- AIM -
Locate and copy each line in the data that contains the word "marker".

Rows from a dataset
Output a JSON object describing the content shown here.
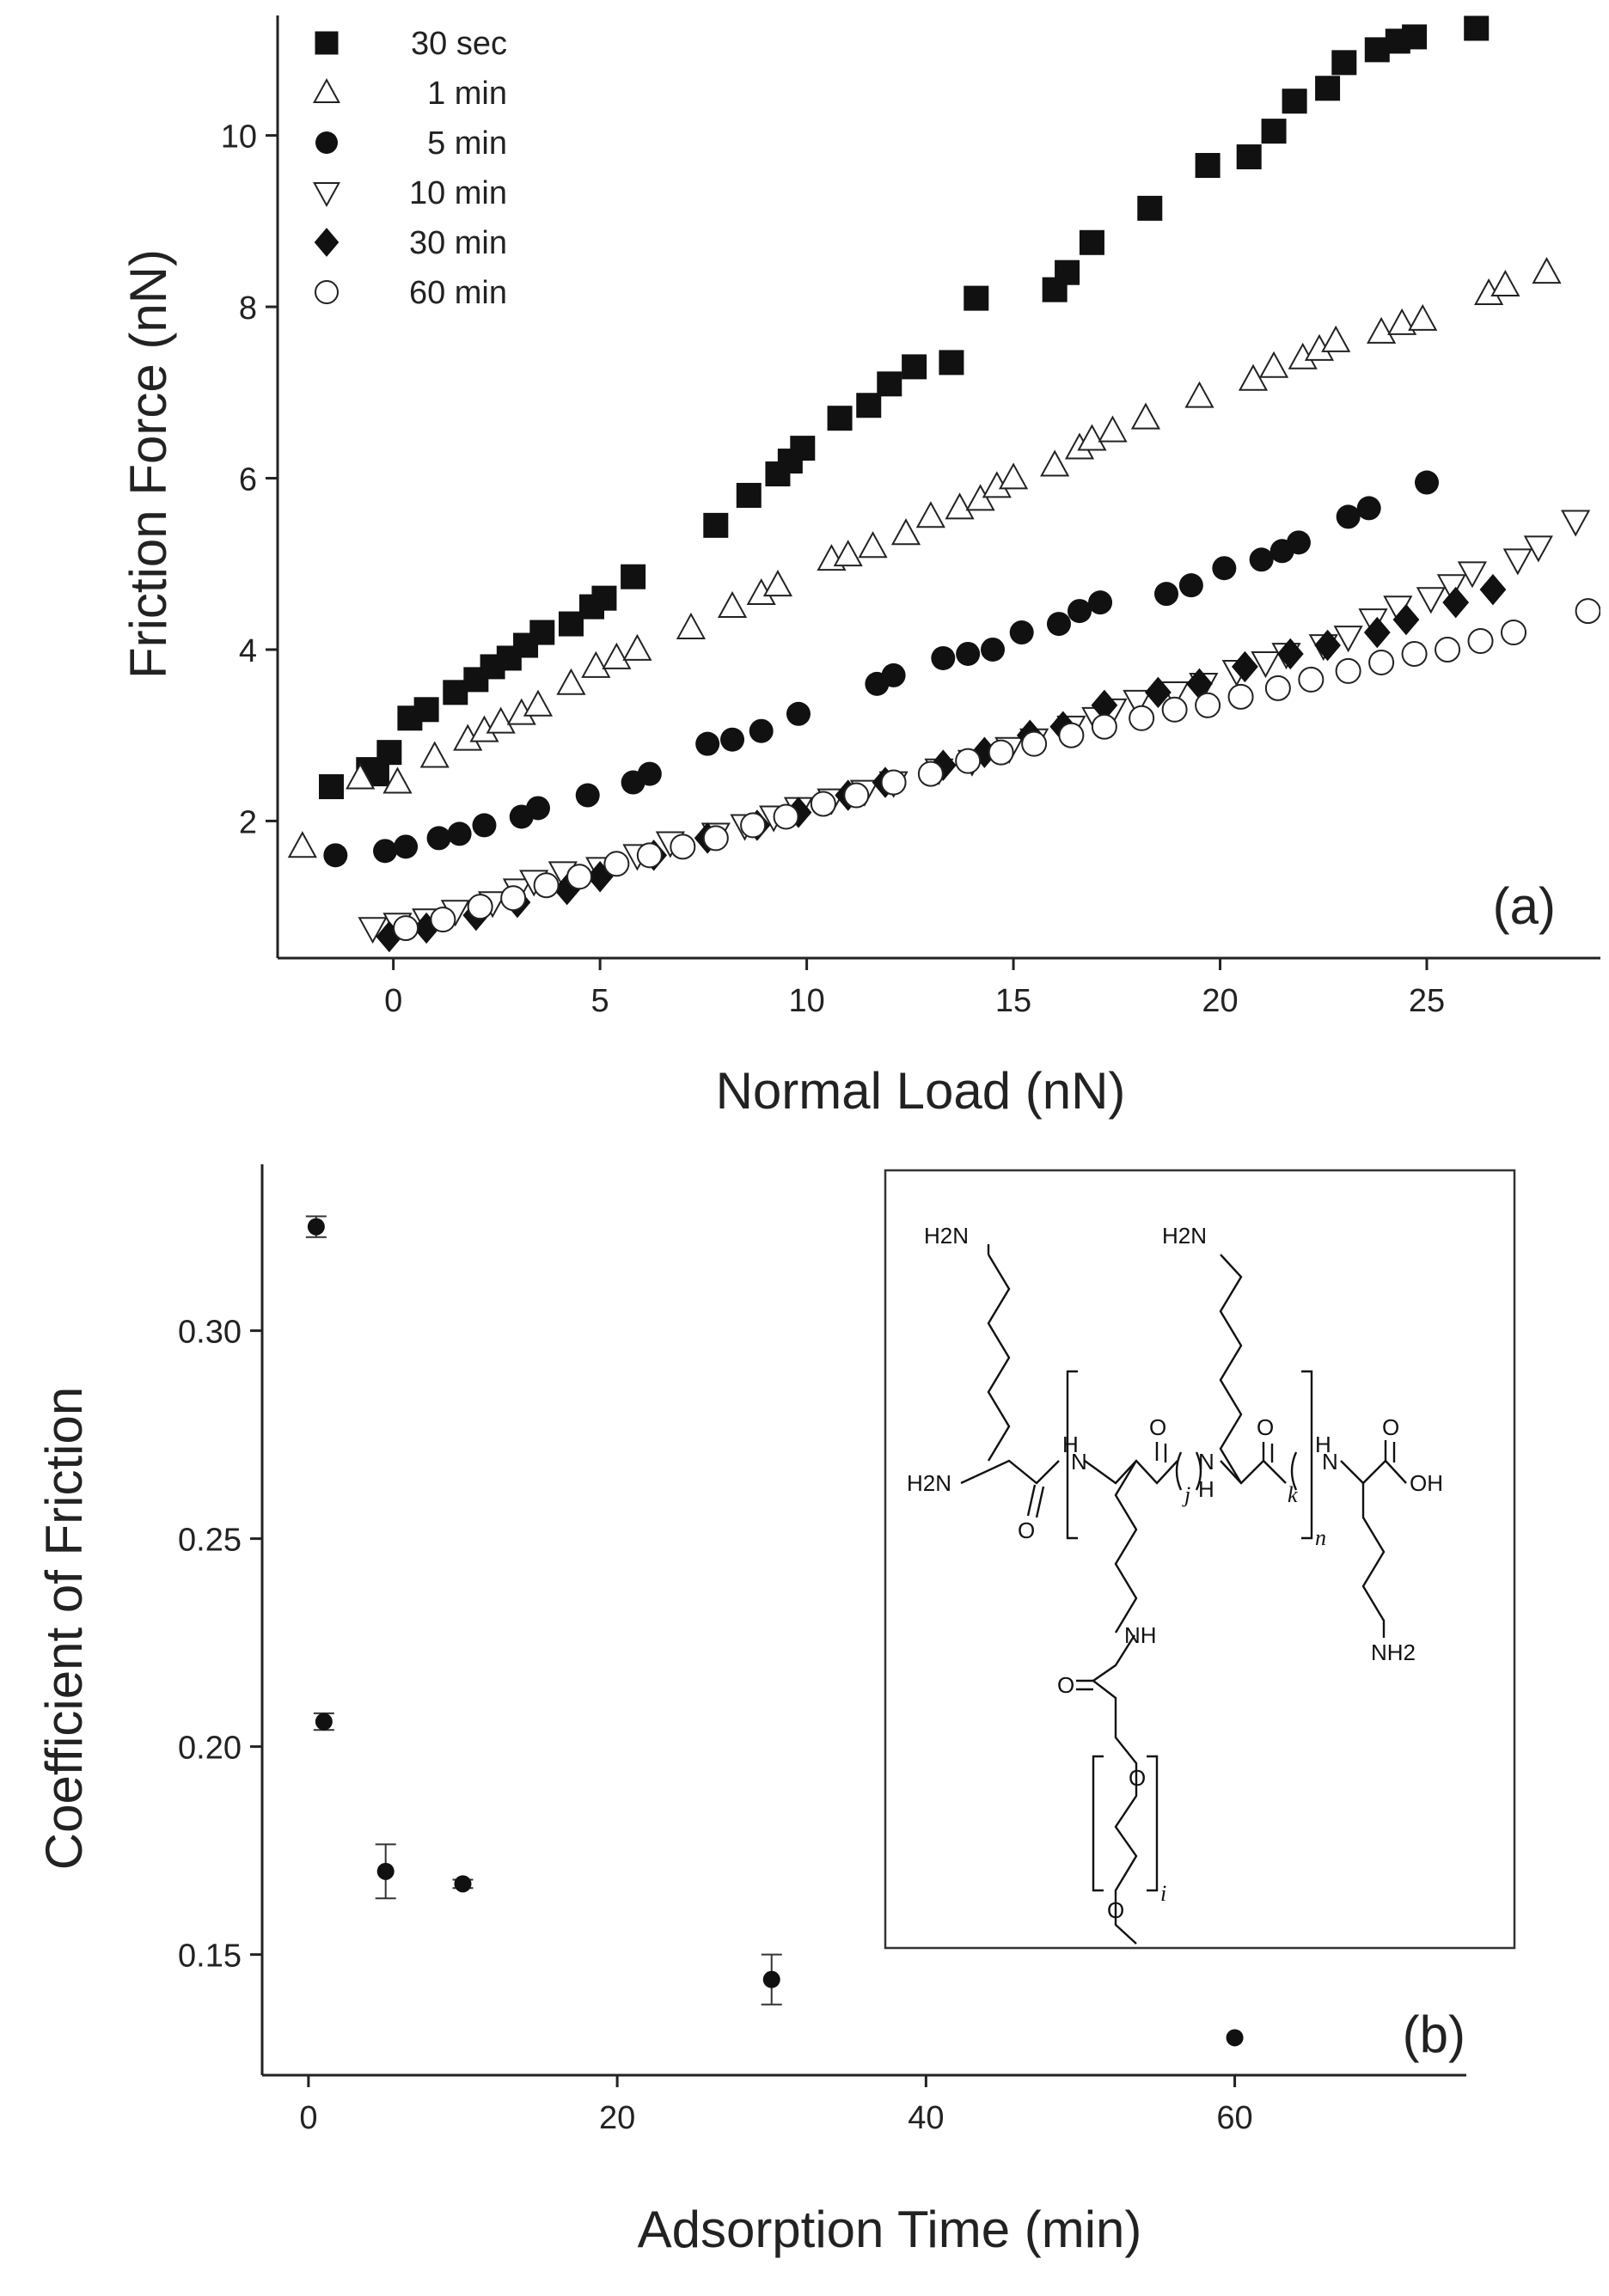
{
  "chart_data": [
    {
      "panel": "a",
      "type": "scatter",
      "panel_label": "(a)",
      "xlabel": "Normal Load (nN)",
      "ylabel": "Friction Force (nN)",
      "xlim": [
        -2.8,
        29.2
      ],
      "ylim": [
        0.4,
        11.4
      ],
      "xticks": [
        0,
        5,
        10,
        15,
        20,
        25
      ],
      "yticks": [
        2,
        4,
        6,
        8,
        10
      ],
      "grid": false,
      "legend_position": "top-left",
      "series": [
        {
          "name": "30 sec",
          "marker": "square-filled",
          "x": [
            -1.5,
            -0.6,
            -0.4,
            -0.1,
            0.4,
            0.8,
            1.5,
            2.0,
            2.4,
            2.8,
            3.2,
            3.6,
            4.3,
            4.8,
            5.1,
            5.8,
            7.8,
            8.6,
            9.3,
            9.6,
            9.9,
            10.8,
            11.5,
            12.0,
            12.6,
            13.5,
            14.1,
            16.0,
            16.3,
            16.9,
            18.3,
            19.7,
            20.7,
            21.3,
            21.8,
            22.6,
            23.0,
            23.8,
            24.3,
            24.7,
            26.2
          ],
          "y": [
            2.4,
            2.6,
            2.55,
            2.8,
            3.2,
            3.3,
            3.5,
            3.65,
            3.8,
            3.9,
            4.05,
            4.2,
            4.3,
            4.5,
            4.6,
            4.85,
            5.45,
            5.8,
            6.05,
            6.2,
            6.35,
            6.7,
            6.85,
            7.1,
            7.3,
            7.35,
            8.1,
            8.2,
            8.4,
            8.75,
            9.15,
            9.65,
            9.75,
            10.05,
            10.4,
            10.55,
            10.85,
            11.0,
            11.1,
            11.15,
            11.25
          ]
        },
        {
          "name": "1 min",
          "marker": "triangle-up-open",
          "x": [
            -2.2,
            -0.8,
            0.1,
            1.0,
            1.8,
            2.2,
            2.6,
            3.1,
            3.5,
            4.3,
            4.9,
            5.4,
            5.9,
            7.2,
            8.2,
            8.9,
            9.3,
            10.6,
            11.0,
            11.6,
            12.4,
            13.0,
            13.7,
            14.2,
            14.6,
            15.0,
            16.0,
            16.6,
            16.9,
            17.4,
            18.2,
            19.5,
            20.8,
            21.3,
            22.0,
            22.4,
            22.8,
            23.9,
            24.4,
            24.9,
            26.5,
            26.9,
            27.9
          ],
          "y": [
            1.7,
            2.5,
            2.45,
            2.75,
            2.95,
            3.05,
            3.15,
            3.25,
            3.35,
            3.6,
            3.8,
            3.9,
            4.0,
            4.25,
            4.5,
            4.65,
            4.75,
            5.05,
            5.1,
            5.2,
            5.35,
            5.55,
            5.65,
            5.75,
            5.9,
            6.0,
            6.15,
            6.35,
            6.45,
            6.55,
            6.7,
            6.95,
            7.15,
            7.3,
            7.4,
            7.5,
            7.6,
            7.7,
            7.8,
            7.85,
            8.15,
            8.25,
            8.4
          ]
        },
        {
          "name": "5 min",
          "marker": "circle-filled",
          "x": [
            -1.4,
            -0.2,
            0.3,
            1.1,
            1.6,
            2.2,
            3.1,
            3.5,
            4.7,
            5.8,
            6.2,
            7.6,
            8.2,
            8.9,
            9.8,
            11.7,
            12.1,
            13.3,
            13.9,
            14.5,
            15.2,
            16.1,
            16.6,
            17.1,
            18.7,
            19.3,
            20.1,
            21.0,
            21.5,
            21.9,
            23.1,
            23.6,
            25.0
          ],
          "y": [
            1.6,
            1.65,
            1.7,
            1.8,
            1.85,
            1.95,
            2.05,
            2.15,
            2.3,
            2.45,
            2.55,
            2.9,
            2.95,
            3.05,
            3.25,
            3.6,
            3.7,
            3.9,
            3.95,
            4.0,
            4.2,
            4.3,
            4.45,
            4.55,
            4.65,
            4.75,
            4.95,
            5.05,
            5.15,
            5.25,
            5.55,
            5.65,
            5.95
          ]
        },
        {
          "name": "10 min",
          "marker": "triangle-down-open",
          "x": [
            -0.5,
            0.1,
            0.8,
            1.5,
            2.4,
            3.0,
            3.4,
            4.1,
            5.0,
            5.9,
            6.7,
            7.8,
            8.5,
            9.2,
            9.8,
            10.6,
            11.4,
            12.1,
            13.2,
            14.0,
            14.9,
            15.5,
            16.4,
            17.0,
            17.4,
            18.0,
            18.9,
            19.6,
            20.4,
            21.1,
            21.6,
            22.5,
            23.1,
            23.7,
            24.3,
            25.1,
            25.6,
            26.1,
            27.2,
            27.7,
            28.6
          ],
          "y": [
            0.75,
            0.8,
            0.85,
            0.95,
            1.05,
            1.2,
            1.3,
            1.4,
            1.45,
            1.6,
            1.75,
            1.85,
            1.95,
            2.05,
            2.15,
            2.25,
            2.35,
            2.45,
            2.6,
            2.7,
            2.85,
            2.95,
            3.1,
            3.2,
            3.3,
            3.4,
            3.5,
            3.6,
            3.75,
            3.85,
            3.95,
            4.05,
            4.15,
            4.35,
            4.5,
            4.6,
            4.75,
            4.9,
            5.05,
            5.2,
            5.5
          ]
        },
        {
          "name": "30 min",
          "marker": "diamond-filled",
          "x": [
            -0.1,
            0.8,
            2.0,
            3.0,
            4.2,
            5.0,
            6.3,
            7.6,
            8.8,
            9.8,
            11.0,
            11.9,
            13.3,
            14.3,
            15.4,
            16.2,
            17.2,
            18.5,
            19.5,
            20.6,
            21.7,
            22.6,
            23.8,
            24.5,
            25.7,
            26.6
          ],
          "y": [
            0.65,
            0.75,
            0.9,
            1.05,
            1.2,
            1.35,
            1.6,
            1.8,
            1.95,
            2.1,
            2.3,
            2.45,
            2.65,
            2.8,
            3.0,
            3.1,
            3.35,
            3.5,
            3.6,
            3.8,
            3.95,
            4.05,
            4.2,
            4.35,
            4.55,
            4.7
          ]
        },
        {
          "name": "60 min",
          "marker": "circle-open",
          "x": [
            0.3,
            1.2,
            2.1,
            2.9,
            3.7,
            4.5,
            5.4,
            6.2,
            7.0,
            7.8,
            8.7,
            9.5,
            10.4,
            11.2,
            12.1,
            13.0,
            13.9,
            14.7,
            15.5,
            16.4,
            17.2,
            18.1,
            18.9,
            19.7,
            20.5,
            21.4,
            22.2,
            23.1,
            23.9,
            24.7,
            25.5,
            26.3,
            27.1,
            28.9
          ],
          "y": [
            0.75,
            0.85,
            1.0,
            1.1,
            1.25,
            1.35,
            1.5,
            1.6,
            1.7,
            1.8,
            1.95,
            2.05,
            2.2,
            2.3,
            2.45,
            2.55,
            2.7,
            2.8,
            2.9,
            3.0,
            3.1,
            3.2,
            3.3,
            3.35,
            3.45,
            3.55,
            3.65,
            3.75,
            3.85,
            3.95,
            4.0,
            4.1,
            4.2,
            4.45
          ]
        }
      ]
    },
    {
      "panel": "b",
      "type": "scatter",
      "panel_label": "(b)",
      "xlabel": "Adsorption Time (min)",
      "ylabel": "Coefficient of Friction",
      "xlim": [
        -3,
        75
      ],
      "ylim": [
        0.121,
        0.34
      ],
      "xticks": [
        0,
        20,
        40,
        60
      ],
      "yticks": [
        "0.15",
        "0.20",
        "0.25",
        "0.30"
      ],
      "grid": false,
      "series": [
        {
          "name": "coefficient of friction",
          "marker": "circle-filled",
          "x": [
            0.5,
            1,
            5,
            10,
            30,
            60
          ],
          "y": [
            0.325,
            0.206,
            0.17,
            0.167,
            0.144,
            0.13
          ],
          "error": [
            0.0025,
            0.002,
            0.0065,
            0.001,
            0.006,
            0.0005
          ]
        }
      ]
    }
  ],
  "structure": {
    "labels": {
      "h2n_top_left": "H2N",
      "h2n_top_mid": "H2N",
      "h2n_left": "H2N",
      "nh_bracket_left": "H",
      "n_bracket_left": "N",
      "o_carbonyl_left": "O",
      "o_bracket_mid": "O",
      "subscript_j": "j",
      "nh_mid_n": "N",
      "nh_mid_h": "H",
      "o_bracket_right": "O",
      "subscript_k": "k",
      "subscript_n": "n",
      "nh_right_h": "H",
      "nh_right_n": "N",
      "o_acid": "O",
      "oh_acid": "OH",
      "nh_side": "NH",
      "o_amide": "O",
      "o_peg1": "O",
      "o_peg2": "O",
      "subscript_i": "i",
      "nh2_right": "NH2"
    }
  }
}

- WRITTEN RESPONSE -
          "marker": "square-filled",
          "marker": "triangle-up-open",
          "marker": "circle-filled",
          "marker": "triangle-down-open",
          "marker": "diamond-filled",
          "marker": "circle-open",
          "marker": "circle-filled",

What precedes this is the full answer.